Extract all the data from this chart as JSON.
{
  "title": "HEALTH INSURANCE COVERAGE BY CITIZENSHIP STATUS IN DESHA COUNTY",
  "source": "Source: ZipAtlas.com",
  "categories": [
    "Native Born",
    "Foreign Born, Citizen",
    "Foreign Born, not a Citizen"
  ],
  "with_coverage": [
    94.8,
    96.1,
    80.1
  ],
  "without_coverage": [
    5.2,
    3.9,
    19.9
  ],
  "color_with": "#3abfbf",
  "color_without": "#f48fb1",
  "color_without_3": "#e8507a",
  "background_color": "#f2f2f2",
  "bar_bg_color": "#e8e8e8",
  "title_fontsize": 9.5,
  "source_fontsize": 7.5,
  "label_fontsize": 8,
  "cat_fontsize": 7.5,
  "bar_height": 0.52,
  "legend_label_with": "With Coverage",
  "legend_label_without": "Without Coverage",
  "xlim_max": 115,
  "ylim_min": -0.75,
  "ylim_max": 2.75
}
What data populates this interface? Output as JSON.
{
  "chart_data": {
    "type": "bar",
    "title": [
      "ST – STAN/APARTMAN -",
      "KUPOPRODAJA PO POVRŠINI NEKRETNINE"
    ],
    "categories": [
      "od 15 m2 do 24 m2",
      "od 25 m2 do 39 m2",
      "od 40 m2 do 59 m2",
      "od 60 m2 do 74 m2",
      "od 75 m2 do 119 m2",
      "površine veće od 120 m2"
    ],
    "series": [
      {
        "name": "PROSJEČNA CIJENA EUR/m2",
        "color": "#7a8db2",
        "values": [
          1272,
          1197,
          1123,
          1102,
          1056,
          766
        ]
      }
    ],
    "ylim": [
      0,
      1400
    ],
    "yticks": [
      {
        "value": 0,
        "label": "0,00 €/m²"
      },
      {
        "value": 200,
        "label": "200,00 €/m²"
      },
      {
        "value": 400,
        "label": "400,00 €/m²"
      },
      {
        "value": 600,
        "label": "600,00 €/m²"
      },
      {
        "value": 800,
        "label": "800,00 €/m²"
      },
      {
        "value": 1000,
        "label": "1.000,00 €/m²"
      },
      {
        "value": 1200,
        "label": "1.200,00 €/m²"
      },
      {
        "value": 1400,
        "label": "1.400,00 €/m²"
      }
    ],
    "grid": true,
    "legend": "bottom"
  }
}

---

| Brief |
From the preceding material, extract every line exactly.

| Response to the task |
Extract all the data from this chart as JSON.
{
  "title": "HEALTH INSURANCE COVERAGE BY CITIZENSHIP STATUS IN DESHA COUNTY",
  "source": "Source: ZipAtlas.com",
  "categories": [
    "Native Born",
    "Foreign Born, Citizen",
    "Foreign Born, not a Citizen"
  ],
  "with_coverage": [
    94.8,
    96.1,
    80.1
  ],
  "without_coverage": [
    5.2,
    3.9,
    19.9
  ],
  "color_with": "#3abfbf",
  "color_without": "#f48fb1",
  "color_without_3": "#e8507a",
  "background_color": "#f2f2f2",
  "bar_bg_color": "#e8e8e8",
  "title_fontsize": 9.5,
  "source_fontsize": 7.5,
  "label_fontsize": 8,
  "cat_fontsize": 7.5,
  "bar_height": 0.52,
  "legend_label_with": "With Coverage",
  "legend_label_without": "Without Coverage",
  "xlim_max": 115,
  "ylim_min": -0.75,
  "ylim_max": 2.75
}
What data populates this interface? Output as JSON.
{
  "chart_data": {
    "type": "bar",
    "title": [
      "ST – STAN/APARTMAN -",
      "KUPOPRODAJA PO POVRŠINI NEKRETNINE"
    ],
    "categories": [
      "od 15 m2 do 24 m2",
      "od 25 m2 do 39 m2",
      "od 40 m2 do 59 m2",
      "od 60 m2 do 74 m2",
      "od 75 m2 do 119 m2",
      "površine veće od 120 m2"
    ],
    "series": [
      {
        "name": "PROSJEČNA CIJENA EUR/m2",
        "color": "#7a8db2",
        "values": [
          1272,
          1197,
          1123,
          1102,
          1056,
          766
        ]
      }
    ],
    "ylim": [
      0,
      1400
    ],
    "yticks": [
      {
        "value": 0,
        "label": "0,00 €/m²"
      },
      {
        "value": 200,
        "label": "200,00 €/m²"
      },
      {
        "value": 400,
        "label": "400,00 €/m²"
      },
      {
        "value": 600,
        "label": "600,00 €/m²"
      },
      {
        "value": 800,
        "label": "800,00 €/m²"
      },
      {
        "value": 1000,
        "label": "1.000,00 €/m²"
      },
      {
        "value": 1200,
        "label": "1.200,00 €/m²"
      },
      {
        "value": 1400,
        "label": "1.400,00 €/m²"
      }
    ],
    "grid": true,
    "legend": "bottom"
  }
}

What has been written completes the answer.